● **What to do**
Output all of the entries exactly as written.

● **Extracted material**
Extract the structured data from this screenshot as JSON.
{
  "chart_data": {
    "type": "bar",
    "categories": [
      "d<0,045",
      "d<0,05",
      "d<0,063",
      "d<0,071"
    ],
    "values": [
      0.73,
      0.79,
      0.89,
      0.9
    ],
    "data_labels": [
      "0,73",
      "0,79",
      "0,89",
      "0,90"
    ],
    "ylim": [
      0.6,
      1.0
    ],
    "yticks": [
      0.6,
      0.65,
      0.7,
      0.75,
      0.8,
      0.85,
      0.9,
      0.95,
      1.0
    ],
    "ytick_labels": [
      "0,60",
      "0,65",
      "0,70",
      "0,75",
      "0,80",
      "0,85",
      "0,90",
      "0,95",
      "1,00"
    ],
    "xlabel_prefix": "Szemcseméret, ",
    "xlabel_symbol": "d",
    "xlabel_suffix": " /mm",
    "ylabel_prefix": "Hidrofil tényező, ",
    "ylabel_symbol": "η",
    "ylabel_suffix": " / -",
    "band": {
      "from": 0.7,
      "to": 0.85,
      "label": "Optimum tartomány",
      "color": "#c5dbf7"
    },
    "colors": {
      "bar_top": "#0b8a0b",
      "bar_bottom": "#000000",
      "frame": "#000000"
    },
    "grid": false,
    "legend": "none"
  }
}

● **Answer to this problem**
Extract the structured data from this screenshot as JSON.
{
  "chart_data": {
    "type": "bar",
    "categories": [
      "d<0,045",
      "d<0,05",
      "d<0,063",
      "d<0,071"
    ],
    "values": [
      0.73,
      0.79,
      0.89,
      0.9
    ],
    "data_labels": [
      "0,73",
      "0,79",
      "0,89",
      "0,90"
    ],
    "ylim": [
      0.6,
      1.0
    ],
    "yticks": [
      0.6,
      0.65,
      0.7,
      0.75,
      0.8,
      0.85,
      0.9,
      0.95,
      1.0
    ],
    "ytick_labels": [
      "0,60",
      "0,65",
      "0,70",
      "0,75",
      "0,80",
      "0,85",
      "0,90",
      "0,95",
      "1,00"
    ],
    "xlabel_prefix": "Szemcseméret, ",
    "xlabel_symbol": "d",
    "xlabel_suffix": " /mm",
    "ylabel_prefix": "Hidrofil tényező, ",
    "ylabel_symbol": "η",
    "ylabel_suffix": " / -",
    "band": {
      "from": 0.7,
      "to": 0.85,
      "label": "Optimum tartomány",
      "color": "#c5dbf7"
    },
    "colors": {
      "bar_top": "#0b8a0b",
      "bar_bottom": "#000000",
      "frame": "#000000"
    },
    "grid": false,
    "legend": "none"
  }
}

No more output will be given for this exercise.